• Work instructions
Return all of the data exactly as written, without the pictures.

Dataset entries:

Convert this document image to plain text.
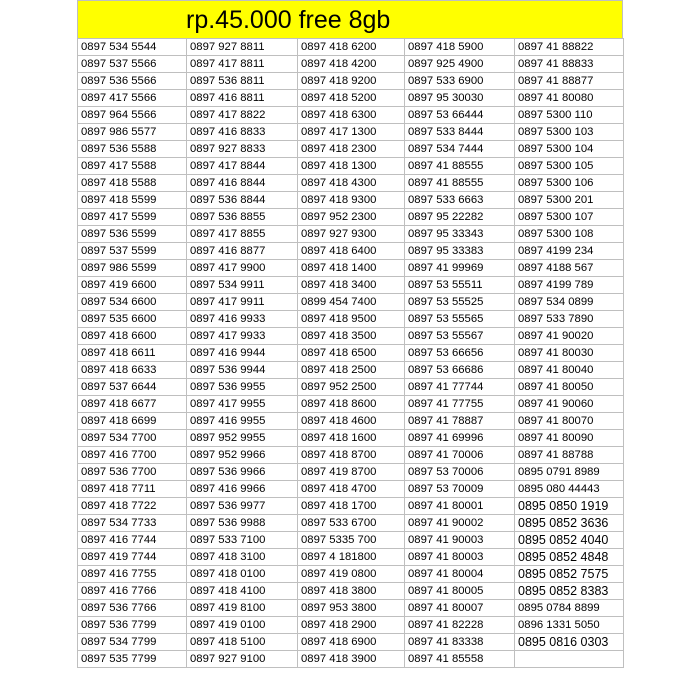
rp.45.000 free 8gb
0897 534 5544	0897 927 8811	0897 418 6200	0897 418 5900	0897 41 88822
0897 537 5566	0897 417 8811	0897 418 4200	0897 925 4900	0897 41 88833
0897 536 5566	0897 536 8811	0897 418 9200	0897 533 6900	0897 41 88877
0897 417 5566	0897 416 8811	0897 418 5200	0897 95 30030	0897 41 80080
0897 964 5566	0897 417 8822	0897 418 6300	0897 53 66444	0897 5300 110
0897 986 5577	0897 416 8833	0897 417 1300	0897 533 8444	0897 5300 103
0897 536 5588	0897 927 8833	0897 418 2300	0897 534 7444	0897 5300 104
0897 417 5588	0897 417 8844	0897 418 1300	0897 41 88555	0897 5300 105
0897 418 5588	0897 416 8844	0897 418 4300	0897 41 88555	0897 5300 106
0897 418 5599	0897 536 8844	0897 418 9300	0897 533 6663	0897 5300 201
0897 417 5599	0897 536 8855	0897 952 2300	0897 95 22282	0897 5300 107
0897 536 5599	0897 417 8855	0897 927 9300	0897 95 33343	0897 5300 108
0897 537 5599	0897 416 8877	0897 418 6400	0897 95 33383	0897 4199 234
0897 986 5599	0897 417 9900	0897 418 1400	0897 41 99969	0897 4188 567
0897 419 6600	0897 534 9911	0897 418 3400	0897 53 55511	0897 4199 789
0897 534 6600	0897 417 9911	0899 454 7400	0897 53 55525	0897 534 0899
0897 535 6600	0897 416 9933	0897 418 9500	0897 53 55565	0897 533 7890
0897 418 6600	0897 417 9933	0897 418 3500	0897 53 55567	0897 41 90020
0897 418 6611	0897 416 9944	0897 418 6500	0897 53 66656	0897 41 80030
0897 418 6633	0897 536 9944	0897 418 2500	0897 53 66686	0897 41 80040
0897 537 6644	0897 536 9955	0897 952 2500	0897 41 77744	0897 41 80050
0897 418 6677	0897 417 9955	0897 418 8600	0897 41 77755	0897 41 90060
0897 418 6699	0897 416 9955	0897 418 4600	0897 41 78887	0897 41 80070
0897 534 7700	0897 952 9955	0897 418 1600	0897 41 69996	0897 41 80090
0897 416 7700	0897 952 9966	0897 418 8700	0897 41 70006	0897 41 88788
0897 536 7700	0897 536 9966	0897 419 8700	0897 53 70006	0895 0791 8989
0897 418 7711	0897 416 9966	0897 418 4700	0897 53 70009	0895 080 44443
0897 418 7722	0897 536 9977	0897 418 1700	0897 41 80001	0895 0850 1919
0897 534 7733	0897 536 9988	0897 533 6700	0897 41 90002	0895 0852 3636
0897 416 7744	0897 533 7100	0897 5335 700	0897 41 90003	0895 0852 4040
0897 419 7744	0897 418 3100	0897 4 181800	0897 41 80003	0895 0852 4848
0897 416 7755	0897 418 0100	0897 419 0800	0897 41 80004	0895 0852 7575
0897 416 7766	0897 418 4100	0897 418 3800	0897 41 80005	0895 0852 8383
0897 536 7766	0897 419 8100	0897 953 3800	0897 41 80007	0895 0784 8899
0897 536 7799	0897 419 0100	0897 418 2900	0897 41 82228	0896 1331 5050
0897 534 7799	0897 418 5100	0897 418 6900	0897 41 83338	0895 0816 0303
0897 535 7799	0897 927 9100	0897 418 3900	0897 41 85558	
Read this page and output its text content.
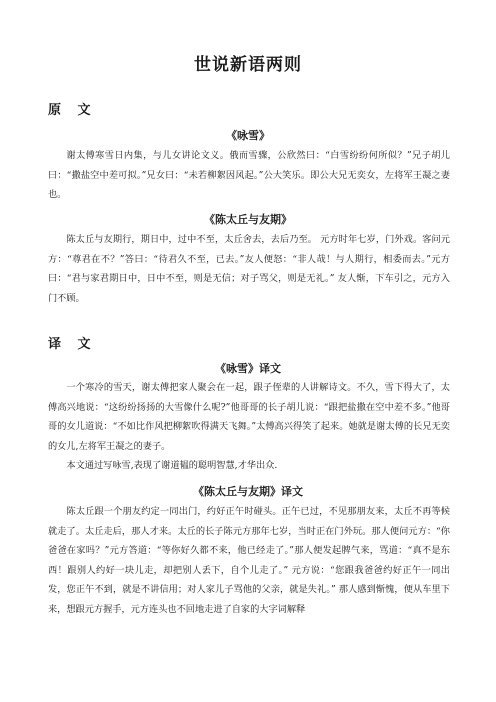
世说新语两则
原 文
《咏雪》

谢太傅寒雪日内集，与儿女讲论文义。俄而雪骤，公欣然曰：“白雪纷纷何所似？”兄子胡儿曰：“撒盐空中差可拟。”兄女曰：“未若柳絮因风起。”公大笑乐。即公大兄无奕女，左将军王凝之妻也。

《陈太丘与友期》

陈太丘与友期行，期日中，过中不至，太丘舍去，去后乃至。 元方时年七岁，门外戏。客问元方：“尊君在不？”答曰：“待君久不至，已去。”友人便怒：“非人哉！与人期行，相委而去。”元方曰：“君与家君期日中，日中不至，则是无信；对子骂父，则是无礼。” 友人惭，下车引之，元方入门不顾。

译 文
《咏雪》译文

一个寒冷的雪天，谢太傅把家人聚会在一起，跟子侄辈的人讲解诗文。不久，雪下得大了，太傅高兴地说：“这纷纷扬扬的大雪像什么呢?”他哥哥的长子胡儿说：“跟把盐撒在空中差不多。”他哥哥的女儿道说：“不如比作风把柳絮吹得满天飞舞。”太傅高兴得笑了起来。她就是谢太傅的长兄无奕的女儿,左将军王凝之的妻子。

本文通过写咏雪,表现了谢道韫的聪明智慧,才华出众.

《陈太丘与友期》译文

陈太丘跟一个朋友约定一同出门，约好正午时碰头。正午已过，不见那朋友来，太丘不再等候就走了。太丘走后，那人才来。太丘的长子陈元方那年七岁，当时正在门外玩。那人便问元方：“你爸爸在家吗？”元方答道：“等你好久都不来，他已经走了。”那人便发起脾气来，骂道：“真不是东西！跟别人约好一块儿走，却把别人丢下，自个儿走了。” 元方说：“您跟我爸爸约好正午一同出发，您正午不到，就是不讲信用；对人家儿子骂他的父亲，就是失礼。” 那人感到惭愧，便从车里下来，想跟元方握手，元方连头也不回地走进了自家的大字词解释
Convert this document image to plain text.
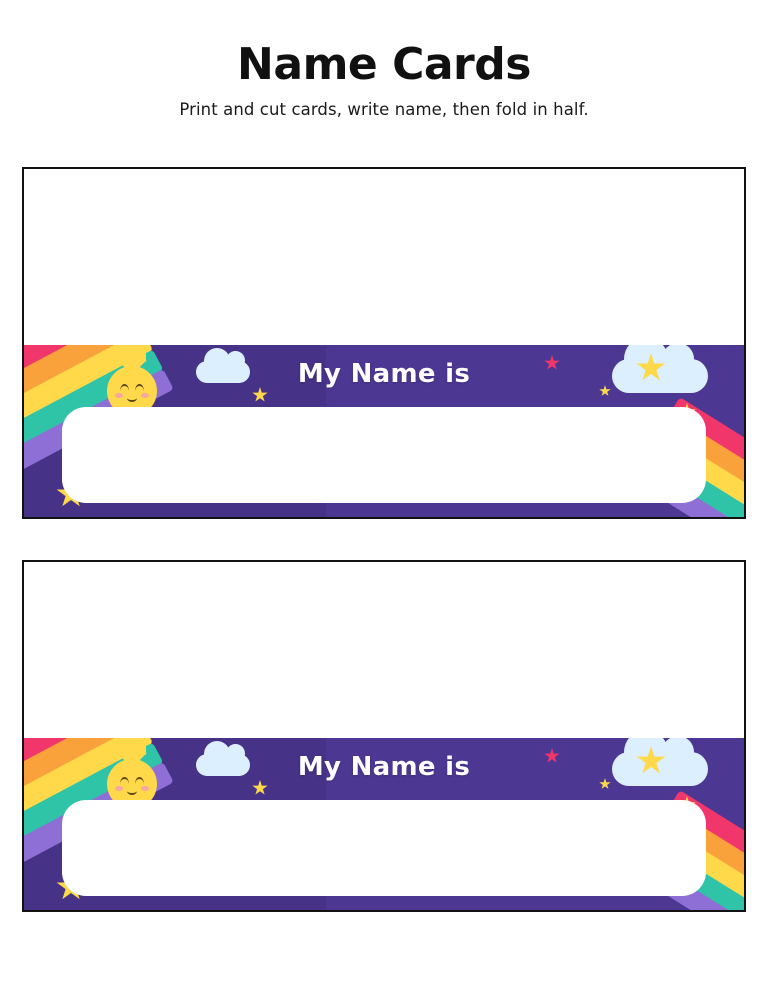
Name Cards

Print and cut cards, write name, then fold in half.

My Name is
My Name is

• Right answer
Convert this document image to plain text.
rp.45.000 free 8gb
0897 534 5544	0897 927 8811	0897 418 6200	0897 418 5900	0897 41 88822
0897 537 5566	0897 417 8811	0897 418 4200	0897 925 4900	0897 41 88833
0897 536 5566	0897 536 8811	0897 418 9200	0897 533 6900	0897 41 88877
0897 417 5566	0897 416 8811	0897 418 5200	0897 95 30030	0897 41 80080
0897 964 5566	0897 417 8822	0897 418 6300	0897 53 66444	0897 5300 110
0897 986 5577	0897 416 8833	0897 417 1300	0897 533 8444	0897 5300 103
0897 536 5588	0897 927 8833	0897 418 2300	0897 534 7444	0897 5300 104
0897 417 5588	0897 417 8844	0897 418 1300	0897 41 88555	0897 5300 105
0897 418 5588	0897 416 8844	0897 418 4300	0897 41 88555	0897 5300 106
0897 418 5599	0897 536 8844	0897 418 9300	0897 533 6663	0897 5300 201
0897 417 5599	0897 536 8855	0897 952 2300	0897 95 22282	0897 5300 107
0897 536 5599	0897 417 8855	0897 927 9300	0897 95 33343	0897 5300 108
0897 537 5599	0897 416 8877	0897 418 6400	0897 95 33383	0897 4199 234
0897 986 5599	0897 417 9900	0897 418 1400	0897 41 99969	0897 4188 567
0897 419 6600	0897 534 9911	0897 418 3400	0897 53 55511	0897 4199 789
0897 534 6600	0897 417 9911	0899 454 7400	0897 53 55525	0897 534 0899
0897 535 6600	0897 416 9933	0897 418 9500	0897 53 55565	0897 533 7890
0897 418 6600	0897 417 9933	0897 418 3500	0897 53 55567	0897 41 90020
0897 418 6611	0897 416 9944	0897 418 6500	0897 53 66656	0897 41 80030
0897 418 6633	0897 536 9944	0897 418 2500	0897 53 66686	0897 41 80040
0897 537 6644	0897 536 9955	0897 952 2500	0897 41 77744	0897 41 80050
0897 418 6677	0897 417 9955	0897 418 8600	0897 41 77755	0897 41 90060
0897 418 6699	0897 416 9955	0897 418 4600	0897 41 78887	0897 41 80070
0897 534 7700	0897 952 9955	0897 418 1600	0897 41 69996	0897 41 80090
0897 416 7700	0897 952 9966	0897 418 8700	0897 41 70006	0897 41 88788
0897 536 7700	0897 536 9966	0897 419 8700	0897 53 70006	0895 0791 8989
0897 418 7711	0897 416 9966	0897 418 4700	0897 53 70009	0895 080 44443
0897 418 7722	0897 536 9977	0897 418 1700	0897 41 80001	0895 0850 1919
0897 534 7733	0897 536 9988	0897 533 6700	0897 41 90002	0895 0852 3636
0897 416 7744	0897 533 7100	0897 5335 700	0897 41 90003	0895 0852 4040
0897 419 7744	0897 418 3100	0897 4 181800	0897 41 80003	0895 0852 4848
0897 416 7755	0897 418 0100	0897 419 0800	0897 41 80004	0895 0852 7575
0897 416 7766	0897 418 4100	0897 418 3800	0897 41 80005	0895 0852 8383
0897 536 7766	0897 419 8100	0897 953 3800	0897 41 80007	0895 0784 8899
0897 536 7799	0897 419 0100	0897 418 2900	0897 41 82228	0896 1331 5050
0897 534 7799	0897 418 5100	0897 418 6900	0897 41 83338	0895 0816 0303
0897 535 7799	0897 927 9100	0897 418 3900	0897 41 85558	
Read this page and output its text content.
世说新语两则
原 文
《咏雪》

谢太傅寒雪日内集，与儿女讲论文义。俄而雪骤，公欣然曰：“白雪纷纷何所似？”兄子胡儿曰：“撒盐空中差可拟。”兄女曰：“未若柳絮因风起。”公大笑乐。即公大兄无奕女，左将军王凝之妻也。

《陈太丘与友期》

陈太丘与友期行，期日中，过中不至，太丘舍去，去后乃至。 元方时年七岁，门外戏。客问元方：“尊君在不？”答曰：“待君久不至，已去。”友人便怒：“非人哉！与人期行，相委而去。”元方曰：“君与家君期日中，日中不至，则是无信；对子骂父，则是无礼。” 友人惭，下车引之，元方入门不顾。

译 文
《咏雪》译文

一个寒冷的雪天，谢太傅把家人聚会在一起，跟子侄辈的人讲解诗文。不久，雪下得大了，太傅高兴地说：“这纷纷扬扬的大雪像什么呢?”他哥哥的长子胡儿说：“跟把盐撒在空中差不多。”他哥哥的女儿道说：“不如比作风把柳絮吹得满天飞舞。”太傅高兴得笑了起来。她就是谢太傅的长兄无奕的女儿,左将军王凝之的妻子。

本文通过写咏雪,表现了谢道韫的聪明智慧,才华出众.

《陈太丘与友期》译文

陈太丘跟一个朋友约定一同出门，约好正午时碰头。正午已过，不见那朋友来，太丘不再等候就走了。太丘走后，那人才来。太丘的长子陈元方那年七岁，当时正在门外玩。那人便问元方：“你爸爸在家吗？”元方答道：“等你好久都不来，他已经走了。”那人便发起脾气来，骂道：“真不是东西！跟别人约好一块儿走，却把别人丢下，自个儿走了。” 元方说：“您跟我爸爸约好正午一同出发，您正午不到，就是不讲信用；对人家儿子骂他的父亲，就是失礼。” 那人感到惭愧，便从车里下来，想跟元方握手，元方连头也不回地走进了自家的大字词解释
Convert this document image to plain text.
Name Cards

Print and cut cards, write name, then fold in half.

My Name is
My Name is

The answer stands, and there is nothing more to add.